**Work to do**
Write out each record again exactly as it stands.

**Raw data**
◇ ◇ ◇ ◇ ◇
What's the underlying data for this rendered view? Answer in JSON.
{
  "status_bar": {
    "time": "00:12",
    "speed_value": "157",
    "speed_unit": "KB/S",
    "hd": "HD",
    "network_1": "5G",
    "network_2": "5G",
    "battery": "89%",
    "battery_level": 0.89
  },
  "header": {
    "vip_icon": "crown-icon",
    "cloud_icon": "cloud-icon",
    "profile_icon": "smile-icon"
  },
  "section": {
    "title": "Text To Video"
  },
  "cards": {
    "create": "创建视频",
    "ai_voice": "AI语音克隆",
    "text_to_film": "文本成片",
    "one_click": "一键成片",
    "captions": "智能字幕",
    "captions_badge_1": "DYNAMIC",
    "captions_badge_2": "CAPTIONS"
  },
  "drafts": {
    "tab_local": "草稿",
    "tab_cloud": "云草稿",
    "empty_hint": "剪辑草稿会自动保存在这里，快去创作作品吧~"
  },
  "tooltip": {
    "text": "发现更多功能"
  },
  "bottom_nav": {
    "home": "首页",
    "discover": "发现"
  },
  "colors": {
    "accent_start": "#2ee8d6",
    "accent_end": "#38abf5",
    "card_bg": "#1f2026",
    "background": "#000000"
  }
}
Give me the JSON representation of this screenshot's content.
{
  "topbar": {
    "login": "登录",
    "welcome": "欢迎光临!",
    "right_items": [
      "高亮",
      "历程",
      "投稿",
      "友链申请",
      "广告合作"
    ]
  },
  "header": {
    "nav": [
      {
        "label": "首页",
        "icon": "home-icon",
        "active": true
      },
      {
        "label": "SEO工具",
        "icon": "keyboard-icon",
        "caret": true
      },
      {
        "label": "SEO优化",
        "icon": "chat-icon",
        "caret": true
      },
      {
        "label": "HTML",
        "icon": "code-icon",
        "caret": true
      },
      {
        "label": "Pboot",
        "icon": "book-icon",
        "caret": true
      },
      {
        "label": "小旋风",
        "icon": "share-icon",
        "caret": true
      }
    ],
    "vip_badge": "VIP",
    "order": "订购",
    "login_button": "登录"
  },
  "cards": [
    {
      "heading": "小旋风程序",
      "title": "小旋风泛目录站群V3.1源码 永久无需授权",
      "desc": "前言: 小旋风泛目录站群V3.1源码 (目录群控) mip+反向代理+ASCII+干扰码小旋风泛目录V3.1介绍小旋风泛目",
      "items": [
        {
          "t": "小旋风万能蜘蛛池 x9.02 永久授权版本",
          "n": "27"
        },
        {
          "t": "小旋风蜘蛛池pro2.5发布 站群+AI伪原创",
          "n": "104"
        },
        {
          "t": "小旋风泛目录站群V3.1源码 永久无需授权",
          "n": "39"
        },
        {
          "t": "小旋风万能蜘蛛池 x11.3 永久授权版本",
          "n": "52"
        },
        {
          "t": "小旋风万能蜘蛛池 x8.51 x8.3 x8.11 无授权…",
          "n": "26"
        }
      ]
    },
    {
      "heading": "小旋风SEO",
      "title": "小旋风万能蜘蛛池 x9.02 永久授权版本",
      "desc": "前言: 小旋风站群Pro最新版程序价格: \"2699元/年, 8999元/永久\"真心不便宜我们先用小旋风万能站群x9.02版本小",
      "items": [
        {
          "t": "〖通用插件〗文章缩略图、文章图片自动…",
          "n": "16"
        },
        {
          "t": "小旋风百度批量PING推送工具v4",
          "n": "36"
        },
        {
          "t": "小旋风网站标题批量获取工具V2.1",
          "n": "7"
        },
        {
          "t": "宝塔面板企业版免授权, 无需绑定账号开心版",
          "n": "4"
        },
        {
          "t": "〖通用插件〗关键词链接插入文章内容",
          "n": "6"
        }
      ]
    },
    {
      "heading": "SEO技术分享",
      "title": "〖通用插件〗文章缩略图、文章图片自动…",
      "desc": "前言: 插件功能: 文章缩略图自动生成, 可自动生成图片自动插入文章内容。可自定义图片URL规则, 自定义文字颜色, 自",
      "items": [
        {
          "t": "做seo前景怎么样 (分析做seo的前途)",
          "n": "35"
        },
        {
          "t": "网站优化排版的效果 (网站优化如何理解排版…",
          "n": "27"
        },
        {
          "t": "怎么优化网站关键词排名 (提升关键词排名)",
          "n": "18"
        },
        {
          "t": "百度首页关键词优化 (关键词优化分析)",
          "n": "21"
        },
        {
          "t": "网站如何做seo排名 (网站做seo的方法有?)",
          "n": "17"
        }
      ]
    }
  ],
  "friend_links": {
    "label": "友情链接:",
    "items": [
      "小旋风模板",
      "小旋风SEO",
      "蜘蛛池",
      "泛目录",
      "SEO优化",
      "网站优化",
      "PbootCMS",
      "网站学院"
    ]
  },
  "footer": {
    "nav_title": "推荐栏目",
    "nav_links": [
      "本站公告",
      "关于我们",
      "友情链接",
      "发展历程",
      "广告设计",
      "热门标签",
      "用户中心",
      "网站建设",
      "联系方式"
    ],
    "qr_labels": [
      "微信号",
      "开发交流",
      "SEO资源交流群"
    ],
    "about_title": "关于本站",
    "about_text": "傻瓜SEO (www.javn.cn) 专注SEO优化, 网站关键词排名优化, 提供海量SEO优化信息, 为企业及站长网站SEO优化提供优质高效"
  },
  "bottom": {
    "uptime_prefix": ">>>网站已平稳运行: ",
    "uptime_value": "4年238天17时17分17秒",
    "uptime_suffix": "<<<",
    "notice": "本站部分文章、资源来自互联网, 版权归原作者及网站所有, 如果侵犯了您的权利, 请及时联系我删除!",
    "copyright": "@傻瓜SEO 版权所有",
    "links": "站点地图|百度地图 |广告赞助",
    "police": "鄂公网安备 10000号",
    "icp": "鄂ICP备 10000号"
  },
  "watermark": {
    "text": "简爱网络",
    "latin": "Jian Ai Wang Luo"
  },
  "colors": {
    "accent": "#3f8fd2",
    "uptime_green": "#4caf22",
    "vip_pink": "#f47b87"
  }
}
◇ ◇ ◇ ◇ ◇
**Task result**
What's the underlying data for this rendered view? Answer in JSON.
{
  "status_bar": {
    "time": "00:12",
    "speed_value": "157",
    "speed_unit": "KB/S",
    "hd": "HD",
    "network_1": "5G",
    "network_2": "5G",
    "battery": "89%",
    "battery_level": 0.89
  },
  "header": {
    "vip_icon": "crown-icon",
    "cloud_icon": "cloud-icon",
    "profile_icon": "smile-icon"
  },
  "section": {
    "title": "Text To Video"
  },
  "cards": {
    "create": "创建视频",
    "ai_voice": "AI语音克隆",
    "text_to_film": "文本成片",
    "one_click": "一键成片",
    "captions": "智能字幕",
    "captions_badge_1": "DYNAMIC",
    "captions_badge_2": "CAPTIONS"
  },
  "drafts": {
    "tab_local": "草稿",
    "tab_cloud": "云草稿",
    "empty_hint": "剪辑草稿会自动保存在这里，快去创作作品吧~"
  },
  "tooltip": {
    "text": "发现更多功能"
  },
  "bottom_nav": {
    "home": "首页",
    "discover": "发现"
  },
  "colors": {
    "accent_start": "#2ee8d6",
    "accent_end": "#38abf5",
    "card_bg": "#1f2026",
    "background": "#000000"
  }
}
Give me the JSON representation of this screenshot's content.
{
  "topbar": {
    "login": "登录",
    "welcome": "欢迎光临!",
    "right_items": [
      "高亮",
      "历程",
      "投稿",
      "友链申请",
      "广告合作"
    ]
  },
  "header": {
    "nav": [
      {
        "label": "首页",
        "icon": "home-icon",
        "active": true
      },
      {
        "label": "SEO工具",
        "icon": "keyboard-icon",
        "caret": true
      },
      {
        "label": "SEO优化",
        "icon": "chat-icon",
        "caret": true
      },
      {
        "label": "HTML",
        "icon": "code-icon",
        "caret": true
      },
      {
        "label": "Pboot",
        "icon": "book-icon",
        "caret": true
      },
      {
        "label": "小旋风",
        "icon": "share-icon",
        "caret": true
      }
    ],
    "vip_badge": "VIP",
    "order": "订购",
    "login_button": "登录"
  },
  "cards": [
    {
      "heading": "小旋风程序",
      "title": "小旋风泛目录站群V3.1源码 永久无需授权",
      "desc": "前言: 小旋风泛目录站群V3.1源码 (目录群控) mip+反向代理+ASCII+干扰码小旋风泛目录V3.1介绍小旋风泛目",
      "items": [
        {
          "t": "小旋风万能蜘蛛池 x9.02 永久授权版本",
          "n": "27"
        },
        {
          "t": "小旋风蜘蛛池pro2.5发布 站群+AI伪原创",
          "n": "104"
        },
        {
          "t": "小旋风泛目录站群V3.1源码 永久无需授权",
          "n": "39"
        },
        {
          "t": "小旋风万能蜘蛛池 x11.3 永久授权版本",
          "n": "52"
        },
        {
          "t": "小旋风万能蜘蛛池 x8.51 x8.3 x8.11 无授权…",
          "n": "26"
        }
      ]
    },
    {
      "heading": "小旋风SEO",
      "title": "小旋风万能蜘蛛池 x9.02 永久授权版本",
      "desc": "前言: 小旋风站群Pro最新版程序价格: \"2699元/年, 8999元/永久\"真心不便宜我们先用小旋风万能站群x9.02版本小",
      "items": [
        {
          "t": "〖通用插件〗文章缩略图、文章图片自动…",
          "n": "16"
        },
        {
          "t": "小旋风百度批量PING推送工具v4",
          "n": "36"
        },
        {
          "t": "小旋风网站标题批量获取工具V2.1",
          "n": "7"
        },
        {
          "t": "宝塔面板企业版免授权, 无需绑定账号开心版",
          "n": "4"
        },
        {
          "t": "〖通用插件〗关键词链接插入文章内容",
          "n": "6"
        }
      ]
    },
    {
      "heading": "SEO技术分享",
      "title": "〖通用插件〗文章缩略图、文章图片自动…",
      "desc": "前言: 插件功能: 文章缩略图自动生成, 可自动生成图片自动插入文章内容。可自定义图片URL规则, 自定义文字颜色, 自",
      "items": [
        {
          "t": "做seo前景怎么样 (分析做seo的前途)",
          "n": "35"
        },
        {
          "t": "网站优化排版的效果 (网站优化如何理解排版…",
          "n": "27"
        },
        {
          "t": "怎么优化网站关键词排名 (提升关键词排名)",
          "n": "18"
        },
        {
          "t": "百度首页关键词优化 (关键词优化分析)",
          "n": "21"
        },
        {
          "t": "网站如何做seo排名 (网站做seo的方法有?)",
          "n": "17"
        }
      ]
    }
  ],
  "friend_links": {
    "label": "友情链接:",
    "items": [
      "小旋风模板",
      "小旋风SEO",
      "蜘蛛池",
      "泛目录",
      "SEO优化",
      "网站优化",
      "PbootCMS",
      "网站学院"
    ]
  },
  "footer": {
    "nav_title": "推荐栏目",
    "nav_links": [
      "本站公告",
      "关于我们",
      "友情链接",
      "发展历程",
      "广告设计",
      "热门标签",
      "用户中心",
      "网站建设",
      "联系方式"
    ],
    "qr_labels": [
      "微信号",
      "开发交流",
      "SEO资源交流群"
    ],
    "about_title": "关于本站",
    "about_text": "傻瓜SEO (www.javn.cn) 专注SEO优化, 网站关键词排名优化, 提供海量SEO优化信息, 为企业及站长网站SEO优化提供优质高效"
  },
  "bottom": {
    "uptime_prefix": ">>>网站已平稳运行: ",
    "uptime_value": "4年238天17时17分17秒",
    "uptime_suffix": "<<<",
    "notice": "本站部分文章、资源来自互联网, 版权归原作者及网站所有, 如果侵犯了您的权利, 请及时联系我删除!",
    "copyright": "@傻瓜SEO 版权所有",
    "links": "站点地图|百度地图 |广告赞助",
    "police": "鄂公网安备 10000号",
    "icp": "鄂ICP备 10000号"
  },
  "watermark": {
    "text": "简爱网络",
    "latin": "Jian Ai Wang Luo"
  },
  "colors": {
    "accent": "#3f8fd2",
    "uptime_green": "#4caf22",
    "vip_pink": "#f47b87"
  }
}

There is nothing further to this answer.